**Required task A**:
Using the configuration text, answer each question below. Mark your answers (i), (ii), and (iii) to match.
(i) What does the Helm chart install into a cluster?
(ii) Which environment variable sets the path to the pipeline q file?
(iii) Which field must the settings field contain?
########################################
Skip to content

Configuration

Configuring and submitting a streaming pipeline is significantly different whether done in Kubernetes or within Docker.

Within Docker, Controller and Worker containers must be configured and managed manually, either with Docker, Docker Compose, or a similar container management system.

Within Kubernetes, deployment and installation is greatly simplified through a Helm chart which installs the Stream Processor Coordinator (a Kubernetes Operator) into a cluster which accepts streaming jobs through a REST API. Being an Operator, the Coordinator will configure and launch all required Kubernetes workloads and resources.

Docker

Pipelines within Docker can be configured using a combination of environment variables and YAML configuration.

User code for streaming pipelines can either be embedded into the YAML configuration, or mounting a directory containing the user code and setting the path to the pipeline q file with the KXI_SP_SPEC_PATH environment variable.

See Running for information about running with different configurations within Docker.

YAML configuration

Each field of the YAML configuration can be overridden by environment variables. If all fields of the YAML configuration are overridden this way, the YAML configuration file itself is not needed.

If present, the configuration must contain an id field as well as a settings field, itself containing a minWorkers field.
########################################
**Required task B**: Please rewrite the entries from their first line through the line containing "annotation-number-4: 4 — [166, 435, 179, 459]", switching "column-separator" to "column-divider" and leaving everything else the same. Return only those lines.

**Data for processing**:
########################################
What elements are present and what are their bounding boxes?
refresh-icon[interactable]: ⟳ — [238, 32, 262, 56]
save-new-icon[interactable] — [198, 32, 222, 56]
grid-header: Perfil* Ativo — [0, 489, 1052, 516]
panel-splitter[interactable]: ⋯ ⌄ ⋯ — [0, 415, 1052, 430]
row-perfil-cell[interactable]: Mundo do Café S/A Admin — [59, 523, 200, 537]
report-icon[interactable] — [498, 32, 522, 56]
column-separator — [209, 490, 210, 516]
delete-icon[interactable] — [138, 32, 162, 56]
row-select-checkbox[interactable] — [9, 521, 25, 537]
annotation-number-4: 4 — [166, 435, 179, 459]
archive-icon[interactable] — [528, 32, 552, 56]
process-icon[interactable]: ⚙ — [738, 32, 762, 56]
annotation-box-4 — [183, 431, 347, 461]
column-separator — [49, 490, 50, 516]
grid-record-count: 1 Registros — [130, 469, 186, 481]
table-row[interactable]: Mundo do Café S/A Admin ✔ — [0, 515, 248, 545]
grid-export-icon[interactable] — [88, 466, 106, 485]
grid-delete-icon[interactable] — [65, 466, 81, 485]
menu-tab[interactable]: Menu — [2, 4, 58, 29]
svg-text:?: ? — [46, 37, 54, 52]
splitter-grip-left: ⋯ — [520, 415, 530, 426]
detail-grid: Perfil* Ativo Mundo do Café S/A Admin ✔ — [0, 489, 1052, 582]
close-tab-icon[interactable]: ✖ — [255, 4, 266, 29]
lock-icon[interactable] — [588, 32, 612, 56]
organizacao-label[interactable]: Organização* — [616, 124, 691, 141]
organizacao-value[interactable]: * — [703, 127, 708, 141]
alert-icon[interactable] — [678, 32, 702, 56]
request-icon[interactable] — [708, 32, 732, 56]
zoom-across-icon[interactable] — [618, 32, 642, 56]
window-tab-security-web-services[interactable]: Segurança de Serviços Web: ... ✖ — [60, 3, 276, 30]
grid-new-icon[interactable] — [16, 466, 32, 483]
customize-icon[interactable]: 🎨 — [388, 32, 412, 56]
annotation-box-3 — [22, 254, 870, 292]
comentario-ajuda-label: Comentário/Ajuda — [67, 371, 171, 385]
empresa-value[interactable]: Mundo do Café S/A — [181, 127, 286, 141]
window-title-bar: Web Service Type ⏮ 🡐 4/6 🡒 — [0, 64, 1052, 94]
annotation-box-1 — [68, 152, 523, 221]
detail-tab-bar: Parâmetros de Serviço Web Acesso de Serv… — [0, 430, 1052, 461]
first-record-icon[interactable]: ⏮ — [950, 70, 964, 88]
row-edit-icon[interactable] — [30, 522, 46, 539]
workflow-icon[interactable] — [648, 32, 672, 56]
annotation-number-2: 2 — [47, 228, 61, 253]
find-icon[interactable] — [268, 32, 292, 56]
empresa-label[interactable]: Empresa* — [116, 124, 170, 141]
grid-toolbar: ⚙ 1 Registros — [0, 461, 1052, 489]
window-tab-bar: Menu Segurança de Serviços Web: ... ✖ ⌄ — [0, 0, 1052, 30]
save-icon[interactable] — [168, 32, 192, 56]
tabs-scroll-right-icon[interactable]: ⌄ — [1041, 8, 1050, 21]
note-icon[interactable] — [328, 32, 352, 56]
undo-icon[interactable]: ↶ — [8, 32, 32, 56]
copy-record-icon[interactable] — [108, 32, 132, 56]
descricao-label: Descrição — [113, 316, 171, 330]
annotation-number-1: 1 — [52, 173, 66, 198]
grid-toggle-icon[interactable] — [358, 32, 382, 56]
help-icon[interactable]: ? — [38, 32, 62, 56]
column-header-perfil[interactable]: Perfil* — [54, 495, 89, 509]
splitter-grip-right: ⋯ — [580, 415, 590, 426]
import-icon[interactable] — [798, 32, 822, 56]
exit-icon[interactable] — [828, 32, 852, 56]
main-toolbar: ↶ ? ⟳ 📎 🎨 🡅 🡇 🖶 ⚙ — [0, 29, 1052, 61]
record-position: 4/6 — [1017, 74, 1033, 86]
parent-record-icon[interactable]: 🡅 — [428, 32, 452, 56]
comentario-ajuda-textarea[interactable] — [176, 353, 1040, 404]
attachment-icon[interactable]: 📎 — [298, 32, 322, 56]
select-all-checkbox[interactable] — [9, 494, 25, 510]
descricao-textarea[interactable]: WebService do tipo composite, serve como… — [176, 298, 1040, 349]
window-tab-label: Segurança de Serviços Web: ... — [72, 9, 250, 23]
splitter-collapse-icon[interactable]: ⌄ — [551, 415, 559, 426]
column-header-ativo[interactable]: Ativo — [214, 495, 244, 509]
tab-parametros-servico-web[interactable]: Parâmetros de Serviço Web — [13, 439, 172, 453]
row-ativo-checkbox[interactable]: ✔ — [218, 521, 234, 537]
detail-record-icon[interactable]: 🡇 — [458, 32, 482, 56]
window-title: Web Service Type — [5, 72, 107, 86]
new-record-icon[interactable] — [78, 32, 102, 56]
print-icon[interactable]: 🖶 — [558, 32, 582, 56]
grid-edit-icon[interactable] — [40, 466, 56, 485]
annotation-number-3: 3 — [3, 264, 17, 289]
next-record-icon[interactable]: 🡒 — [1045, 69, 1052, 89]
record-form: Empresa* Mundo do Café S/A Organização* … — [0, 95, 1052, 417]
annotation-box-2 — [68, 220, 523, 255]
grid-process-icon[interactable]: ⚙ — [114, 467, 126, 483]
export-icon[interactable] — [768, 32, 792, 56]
########################################
**Exercise solution A**:
(i) The Stream Processor Coordinator (a Kubernetes Operator).
(ii) KXI_SP_SPEC_PATH.
(iii) A minWorkers field.

**Exercise solution B**:
What elements are present and what are their bounding boxes?
refresh-icon[interactable]: ⟳ — [238, 32, 262, 56]
save-new-icon[interactable] — [198, 32, 222, 56]
grid-header: Perfil* Ativo — [0, 489, 1052, 516]
panel-splitter[interactable]: ⋯ ⌄ ⋯ — [0, 415, 1052, 430]
row-perfil-cell[interactable]: Mundo do Café S/A Admin — [59, 523, 200, 537]
report-icon[interactable] — [498, 32, 522, 56]
column-divider — [209, 490, 210, 516]
delete-icon[interactable] — [138, 32, 162, 56]
row-select-checkbox[interactable] — [9, 521, 25, 537]
annotation-number-4: 4 — [166, 435, 179, 459]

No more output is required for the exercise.